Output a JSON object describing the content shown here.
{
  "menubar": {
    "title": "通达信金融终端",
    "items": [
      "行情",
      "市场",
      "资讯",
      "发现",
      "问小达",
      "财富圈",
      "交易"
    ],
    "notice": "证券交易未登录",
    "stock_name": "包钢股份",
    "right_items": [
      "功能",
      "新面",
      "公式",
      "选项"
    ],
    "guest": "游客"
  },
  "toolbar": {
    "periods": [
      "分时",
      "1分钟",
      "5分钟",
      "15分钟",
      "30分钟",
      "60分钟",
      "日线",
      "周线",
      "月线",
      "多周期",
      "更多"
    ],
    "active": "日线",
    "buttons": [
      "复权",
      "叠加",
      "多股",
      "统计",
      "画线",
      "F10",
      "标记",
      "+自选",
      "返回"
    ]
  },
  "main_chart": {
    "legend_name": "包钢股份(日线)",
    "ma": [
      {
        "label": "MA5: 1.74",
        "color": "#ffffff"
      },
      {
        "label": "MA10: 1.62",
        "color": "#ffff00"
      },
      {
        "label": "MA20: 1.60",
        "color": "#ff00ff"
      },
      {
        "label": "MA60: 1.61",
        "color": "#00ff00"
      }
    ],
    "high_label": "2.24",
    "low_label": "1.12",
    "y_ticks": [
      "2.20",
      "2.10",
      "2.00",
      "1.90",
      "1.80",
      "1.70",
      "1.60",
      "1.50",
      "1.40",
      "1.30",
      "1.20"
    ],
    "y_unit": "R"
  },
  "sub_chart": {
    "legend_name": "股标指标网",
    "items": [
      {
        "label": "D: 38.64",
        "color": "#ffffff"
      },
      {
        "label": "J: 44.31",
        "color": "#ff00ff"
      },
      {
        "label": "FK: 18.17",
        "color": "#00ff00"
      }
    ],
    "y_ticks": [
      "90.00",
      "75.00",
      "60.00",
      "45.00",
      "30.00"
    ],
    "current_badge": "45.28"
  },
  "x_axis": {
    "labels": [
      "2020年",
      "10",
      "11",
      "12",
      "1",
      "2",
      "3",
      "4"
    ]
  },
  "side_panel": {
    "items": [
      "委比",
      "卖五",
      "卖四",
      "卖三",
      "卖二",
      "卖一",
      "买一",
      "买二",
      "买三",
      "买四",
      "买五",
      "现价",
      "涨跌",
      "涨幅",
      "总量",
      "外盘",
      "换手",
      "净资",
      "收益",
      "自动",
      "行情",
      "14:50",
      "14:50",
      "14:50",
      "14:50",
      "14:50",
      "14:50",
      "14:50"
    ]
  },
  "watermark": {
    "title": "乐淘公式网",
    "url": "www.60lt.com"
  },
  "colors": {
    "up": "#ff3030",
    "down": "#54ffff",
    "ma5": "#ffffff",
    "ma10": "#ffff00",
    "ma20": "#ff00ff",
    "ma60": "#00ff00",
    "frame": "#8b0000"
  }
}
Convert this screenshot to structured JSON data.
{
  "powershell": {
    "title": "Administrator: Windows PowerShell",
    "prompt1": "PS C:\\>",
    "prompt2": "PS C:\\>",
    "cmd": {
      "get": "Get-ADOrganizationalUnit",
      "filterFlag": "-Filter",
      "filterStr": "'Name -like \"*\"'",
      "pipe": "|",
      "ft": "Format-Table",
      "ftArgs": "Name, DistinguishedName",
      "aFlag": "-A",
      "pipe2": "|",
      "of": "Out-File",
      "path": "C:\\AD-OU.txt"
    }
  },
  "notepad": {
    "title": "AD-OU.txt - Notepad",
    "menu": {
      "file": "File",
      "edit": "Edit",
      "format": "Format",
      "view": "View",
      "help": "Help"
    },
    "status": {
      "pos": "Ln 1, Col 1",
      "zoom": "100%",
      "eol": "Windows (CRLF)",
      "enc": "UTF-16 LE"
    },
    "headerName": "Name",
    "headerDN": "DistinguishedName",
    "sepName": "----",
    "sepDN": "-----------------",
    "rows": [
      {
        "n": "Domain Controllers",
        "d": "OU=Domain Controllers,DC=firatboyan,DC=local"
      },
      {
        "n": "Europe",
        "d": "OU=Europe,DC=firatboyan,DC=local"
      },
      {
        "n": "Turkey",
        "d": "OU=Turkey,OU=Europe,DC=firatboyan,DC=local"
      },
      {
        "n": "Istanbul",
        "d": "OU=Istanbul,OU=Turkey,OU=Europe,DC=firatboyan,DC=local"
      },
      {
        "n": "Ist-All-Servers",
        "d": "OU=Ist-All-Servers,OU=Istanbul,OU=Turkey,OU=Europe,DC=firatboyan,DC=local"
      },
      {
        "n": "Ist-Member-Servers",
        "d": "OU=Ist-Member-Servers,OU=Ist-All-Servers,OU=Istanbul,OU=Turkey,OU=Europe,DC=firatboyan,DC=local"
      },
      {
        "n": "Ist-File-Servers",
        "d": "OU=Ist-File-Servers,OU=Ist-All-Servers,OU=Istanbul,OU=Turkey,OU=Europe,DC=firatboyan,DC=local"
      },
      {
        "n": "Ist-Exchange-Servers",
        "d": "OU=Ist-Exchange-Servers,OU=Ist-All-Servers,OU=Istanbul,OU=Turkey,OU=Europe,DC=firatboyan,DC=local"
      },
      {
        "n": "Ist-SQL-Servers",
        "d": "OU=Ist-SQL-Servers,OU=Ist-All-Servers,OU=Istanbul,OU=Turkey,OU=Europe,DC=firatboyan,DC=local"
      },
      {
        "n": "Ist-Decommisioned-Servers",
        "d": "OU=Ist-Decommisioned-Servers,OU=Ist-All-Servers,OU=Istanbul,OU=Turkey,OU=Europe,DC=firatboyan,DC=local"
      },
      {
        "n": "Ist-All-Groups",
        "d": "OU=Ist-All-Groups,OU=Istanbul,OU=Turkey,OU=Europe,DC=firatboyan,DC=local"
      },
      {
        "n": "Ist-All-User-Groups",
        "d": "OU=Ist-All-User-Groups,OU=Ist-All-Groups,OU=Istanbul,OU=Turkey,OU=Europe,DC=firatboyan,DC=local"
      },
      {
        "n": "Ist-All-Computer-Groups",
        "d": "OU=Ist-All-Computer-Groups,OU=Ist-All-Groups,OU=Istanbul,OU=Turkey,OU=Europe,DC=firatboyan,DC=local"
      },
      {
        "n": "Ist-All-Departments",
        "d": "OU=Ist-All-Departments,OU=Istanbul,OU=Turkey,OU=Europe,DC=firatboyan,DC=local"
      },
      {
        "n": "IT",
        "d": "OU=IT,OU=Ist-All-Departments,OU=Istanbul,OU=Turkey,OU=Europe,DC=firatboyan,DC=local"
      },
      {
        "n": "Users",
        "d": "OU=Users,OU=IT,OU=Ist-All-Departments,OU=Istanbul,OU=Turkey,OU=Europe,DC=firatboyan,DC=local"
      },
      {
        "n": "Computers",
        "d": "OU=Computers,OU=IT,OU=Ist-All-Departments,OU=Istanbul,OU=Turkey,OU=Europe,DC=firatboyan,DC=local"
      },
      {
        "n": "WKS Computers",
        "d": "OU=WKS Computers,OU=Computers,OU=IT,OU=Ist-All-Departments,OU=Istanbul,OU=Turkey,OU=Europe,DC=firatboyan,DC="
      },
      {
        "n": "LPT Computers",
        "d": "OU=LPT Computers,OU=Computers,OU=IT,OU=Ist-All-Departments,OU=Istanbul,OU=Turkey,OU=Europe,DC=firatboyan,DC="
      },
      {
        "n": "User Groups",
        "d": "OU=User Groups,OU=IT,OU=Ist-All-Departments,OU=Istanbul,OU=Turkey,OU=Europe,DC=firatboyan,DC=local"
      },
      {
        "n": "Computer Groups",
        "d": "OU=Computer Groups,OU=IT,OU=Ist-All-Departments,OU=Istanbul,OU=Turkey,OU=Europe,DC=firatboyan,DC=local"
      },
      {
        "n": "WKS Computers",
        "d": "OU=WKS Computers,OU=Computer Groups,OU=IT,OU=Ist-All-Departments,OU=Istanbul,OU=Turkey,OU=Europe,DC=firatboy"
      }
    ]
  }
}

_Written task_
Pull out every line in the material above where "Member" occurs.

_Answer for the task_
        "n": "Ist-Member-Servers",
        "d": "OU=Ist-Member-Servers,OU=Ist-All-Servers,OU=Istanbul,OU=Turkey,OU=Europe,DC=firatboyan,DC=local"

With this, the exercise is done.